TASK STATEMENT:
Please give the count of lines holding the string "underlying" and nothing besides.

* Start INPUT *

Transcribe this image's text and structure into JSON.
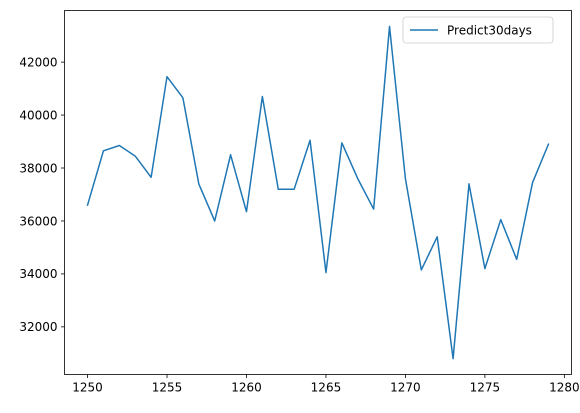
{
  "chart_data": {
    "type": "line",
    "title": "",
    "xlabel": "",
    "ylabel": "",
    "xlim": [
      1248.55,
      1280.45
    ],
    "ylim": [
      30200,
      43950
    ],
    "xticks": [
      1250,
      1255,
      1260,
      1265,
      1270,
      1275,
      1280
    ],
    "yticks": [
      32000,
      34000,
      36000,
      38000,
      40000,
      42000
    ],
    "grid": false,
    "legend_position": "top-right",
    "series": [
      {
        "name": "Predict30days",
        "color": "#1f77b4",
        "x": [
          1250,
          1251,
          1252,
          1253,
          1254,
          1255,
          1256,
          1257,
          1258,
          1259,
          1260,
          1261,
          1262,
          1263,
          1264,
          1265,
          1266,
          1267,
          1268,
          1269,
          1270,
          1271,
          1272,
          1273,
          1274,
          1275,
          1276,
          1277,
          1278,
          1279
        ],
        "y": [
          36600,
          38650,
          38850,
          38450,
          37650,
          41450,
          40650,
          37400,
          36000,
          38500,
          36350,
          40700,
          37200,
          37200,
          39050,
          34050,
          38950,
          37600,
          36450,
          43350,
          37600,
          34150,
          35400,
          30800,
          37400,
          34200,
          36050,
          34550,
          37450,
          38900
        ]
      }
    ]
  }
}
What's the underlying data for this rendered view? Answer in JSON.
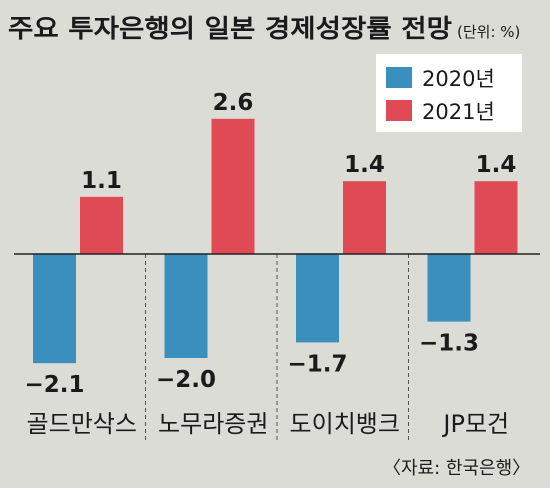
{
  "chart_data": {
    "type": "bar",
    "title": "주요 투자은행의 일본 경제성장률 전망",
    "unit": "(단위: %)",
    "categories": [
      "골드만삭스",
      "노무라증권",
      "도이치뱅크",
      "JP모건"
    ],
    "series": [
      {
        "name": "2020년",
        "values": [
          -2.1,
          -2.0,
          -1.7,
          -1.3
        ],
        "labels": [
          "−2.1",
          "−2.0",
          "−1.7",
          "−1.3"
        ],
        "color": "#3a8fbd"
      },
      {
        "name": "2021년",
        "values": [
          1.1,
          2.6,
          1.4,
          1.4
        ],
        "labels": [
          "1.1",
          "2.6",
          "1.4",
          "1.4"
        ],
        "color": "#e04a55"
      }
    ],
    "ylim": [
      -2.8,
      3.2
    ],
    "grid": false,
    "legend_position": "top-right",
    "source": "〈자료: 한국은행〉"
  },
  "colors": {
    "background": "#dcdcd7",
    "legend_background": "#ffffff",
    "axis": "#222222",
    "divider": "#555555"
  }
}
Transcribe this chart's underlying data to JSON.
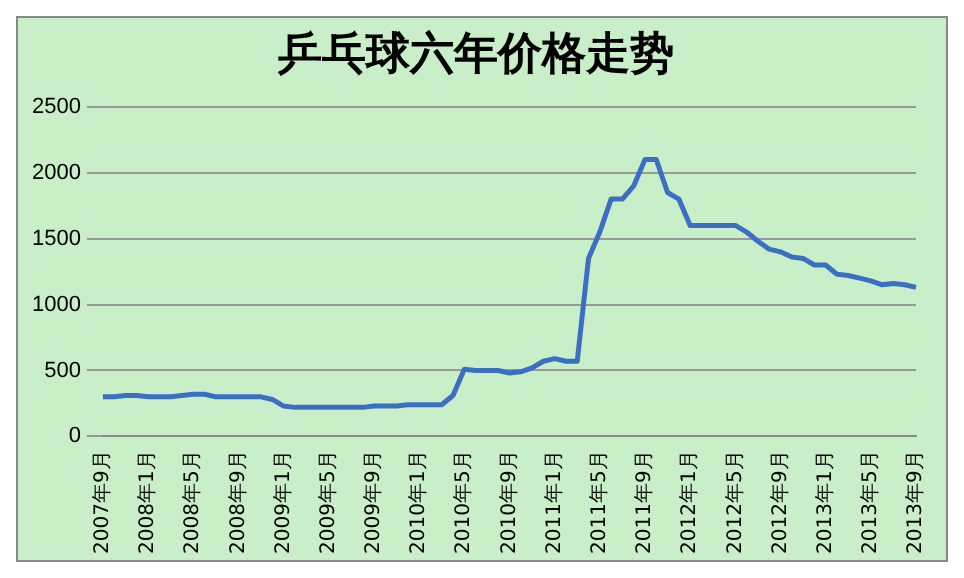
{
  "chart_data": {
    "type": "line",
    "title": "乒乓球六年价格走势",
    "categories": [
      "2007年9月",
      null,
      null,
      null,
      "2008年1月",
      null,
      null,
      null,
      "2008年5月",
      null,
      null,
      null,
      "2008年9月",
      null,
      null,
      null,
      "2009年1月",
      null,
      null,
      null,
      "2009年5月",
      null,
      null,
      null,
      "2009年9月",
      null,
      null,
      null,
      "2010年1月",
      null,
      null,
      null,
      "2010年5月",
      null,
      null,
      null,
      "2010年9月",
      null,
      null,
      null,
      "2011年1月",
      null,
      null,
      null,
      "2011年5月",
      null,
      null,
      null,
      "2011年9月",
      null,
      null,
      null,
      "2012年1月",
      null,
      null,
      null,
      "2012年5月",
      null,
      null,
      null,
      "2012年9月",
      null,
      null,
      null,
      "2013年1月",
      null,
      null,
      null,
      "2013年5月",
      null,
      null,
      null,
      "2013年9月"
    ],
    "series": [
      {
        "color": "#3b6fc4",
        "values": [
          300,
          300,
          310,
          310,
          300,
          300,
          300,
          310,
          320,
          320,
          300,
          300,
          300,
          300,
          300,
          280,
          230,
          220,
          220,
          220,
          220,
          220,
          220,
          220,
          230,
          230,
          230,
          240,
          240,
          240,
          240,
          310,
          510,
          500,
          500,
          500,
          480,
          490,
          520,
          570,
          590,
          570,
          570,
          1350,
          1550,
          1800,
          1800,
          1900,
          2100,
          2100,
          1850,
          1800,
          1600,
          1600,
          1600,
          1600,
          1600,
          1550,
          1480,
          1420,
          1400,
          1360,
          1350,
          1300,
          1300,
          1230,
          1220,
          1200,
          1180,
          1150,
          1160,
          1150,
          1130
        ]
      }
    ],
    "ylim": [
      0,
      2500
    ],
    "yticks": [
      0,
      500,
      1000,
      1500,
      2000,
      2500
    ],
    "grid": "y",
    "legend": false
  }
}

* End INPUT *

EXERCISE RESPONSE:
2